=== Problem details ===
Go through the data below and return each line where the string "cubated" occurs.

[Stored entries]
□ □ □ □ □

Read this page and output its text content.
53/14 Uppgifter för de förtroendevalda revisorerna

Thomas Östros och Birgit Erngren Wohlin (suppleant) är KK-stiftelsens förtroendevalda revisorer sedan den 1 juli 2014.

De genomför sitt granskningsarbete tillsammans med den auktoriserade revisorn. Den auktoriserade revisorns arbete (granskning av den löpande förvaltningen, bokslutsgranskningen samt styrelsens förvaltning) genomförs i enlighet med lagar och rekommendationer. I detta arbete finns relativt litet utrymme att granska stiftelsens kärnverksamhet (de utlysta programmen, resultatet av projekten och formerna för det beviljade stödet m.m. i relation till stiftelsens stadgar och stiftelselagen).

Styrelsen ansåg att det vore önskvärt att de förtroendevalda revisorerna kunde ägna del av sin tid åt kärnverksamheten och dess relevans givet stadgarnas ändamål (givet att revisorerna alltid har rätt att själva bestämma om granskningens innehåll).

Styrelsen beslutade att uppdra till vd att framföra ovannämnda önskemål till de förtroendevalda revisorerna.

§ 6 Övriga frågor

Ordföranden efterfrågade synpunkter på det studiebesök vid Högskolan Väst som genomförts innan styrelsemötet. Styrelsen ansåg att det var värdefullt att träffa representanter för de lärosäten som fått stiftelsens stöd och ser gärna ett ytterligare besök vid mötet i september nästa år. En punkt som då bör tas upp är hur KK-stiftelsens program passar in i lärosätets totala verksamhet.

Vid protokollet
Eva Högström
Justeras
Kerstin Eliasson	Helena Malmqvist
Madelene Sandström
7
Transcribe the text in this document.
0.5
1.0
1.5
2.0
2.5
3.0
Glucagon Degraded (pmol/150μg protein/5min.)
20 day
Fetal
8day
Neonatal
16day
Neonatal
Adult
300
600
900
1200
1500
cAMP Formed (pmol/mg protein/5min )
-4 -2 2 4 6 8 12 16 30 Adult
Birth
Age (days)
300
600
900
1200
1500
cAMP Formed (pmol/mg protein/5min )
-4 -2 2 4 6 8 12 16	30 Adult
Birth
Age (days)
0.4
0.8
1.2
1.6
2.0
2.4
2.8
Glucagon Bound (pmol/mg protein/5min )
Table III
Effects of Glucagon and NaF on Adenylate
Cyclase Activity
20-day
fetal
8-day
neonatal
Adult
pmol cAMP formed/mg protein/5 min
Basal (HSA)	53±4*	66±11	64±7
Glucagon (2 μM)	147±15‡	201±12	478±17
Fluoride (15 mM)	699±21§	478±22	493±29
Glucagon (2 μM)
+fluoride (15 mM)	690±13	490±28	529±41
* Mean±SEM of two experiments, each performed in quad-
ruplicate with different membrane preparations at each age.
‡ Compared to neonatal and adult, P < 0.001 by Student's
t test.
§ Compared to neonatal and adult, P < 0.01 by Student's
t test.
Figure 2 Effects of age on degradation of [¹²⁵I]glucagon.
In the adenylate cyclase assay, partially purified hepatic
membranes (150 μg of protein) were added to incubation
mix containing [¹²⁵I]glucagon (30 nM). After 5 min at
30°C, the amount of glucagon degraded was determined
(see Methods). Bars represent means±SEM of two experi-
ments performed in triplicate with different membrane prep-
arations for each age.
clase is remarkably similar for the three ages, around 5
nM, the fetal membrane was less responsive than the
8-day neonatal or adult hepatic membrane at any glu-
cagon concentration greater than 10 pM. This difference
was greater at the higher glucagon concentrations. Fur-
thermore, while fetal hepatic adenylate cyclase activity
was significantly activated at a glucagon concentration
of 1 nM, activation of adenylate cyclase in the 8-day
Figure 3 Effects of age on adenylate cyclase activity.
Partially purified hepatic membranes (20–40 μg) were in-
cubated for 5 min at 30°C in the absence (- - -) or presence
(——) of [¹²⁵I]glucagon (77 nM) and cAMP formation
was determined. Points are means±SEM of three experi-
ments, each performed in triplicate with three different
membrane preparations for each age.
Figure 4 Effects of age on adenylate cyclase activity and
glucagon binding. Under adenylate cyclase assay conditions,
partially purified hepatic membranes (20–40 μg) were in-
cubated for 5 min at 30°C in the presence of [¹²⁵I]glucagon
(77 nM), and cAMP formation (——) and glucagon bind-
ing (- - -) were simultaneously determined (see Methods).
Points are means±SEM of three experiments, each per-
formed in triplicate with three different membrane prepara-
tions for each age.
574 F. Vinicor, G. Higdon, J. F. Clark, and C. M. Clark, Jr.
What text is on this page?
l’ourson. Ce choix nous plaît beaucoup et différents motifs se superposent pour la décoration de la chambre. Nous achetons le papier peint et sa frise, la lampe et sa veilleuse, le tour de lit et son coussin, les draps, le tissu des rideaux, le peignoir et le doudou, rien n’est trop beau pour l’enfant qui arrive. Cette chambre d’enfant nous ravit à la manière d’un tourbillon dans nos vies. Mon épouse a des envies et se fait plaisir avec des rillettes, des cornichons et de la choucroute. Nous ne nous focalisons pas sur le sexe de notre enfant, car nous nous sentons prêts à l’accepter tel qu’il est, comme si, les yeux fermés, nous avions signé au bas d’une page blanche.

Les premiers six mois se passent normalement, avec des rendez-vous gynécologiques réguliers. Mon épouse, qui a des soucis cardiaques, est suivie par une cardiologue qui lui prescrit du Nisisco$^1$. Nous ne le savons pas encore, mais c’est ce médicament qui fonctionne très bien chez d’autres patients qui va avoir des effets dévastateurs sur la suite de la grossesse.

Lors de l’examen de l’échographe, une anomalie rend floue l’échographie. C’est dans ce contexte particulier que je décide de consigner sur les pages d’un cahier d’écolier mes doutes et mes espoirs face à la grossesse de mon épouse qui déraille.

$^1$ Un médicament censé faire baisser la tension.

□ □ □ □ □

=== The completed task ===
cubated for 5 min at 30°C in the absence (- - -) or presence
cubated for 5 min at 30°C in the presence of [¹²⁵I]glucagon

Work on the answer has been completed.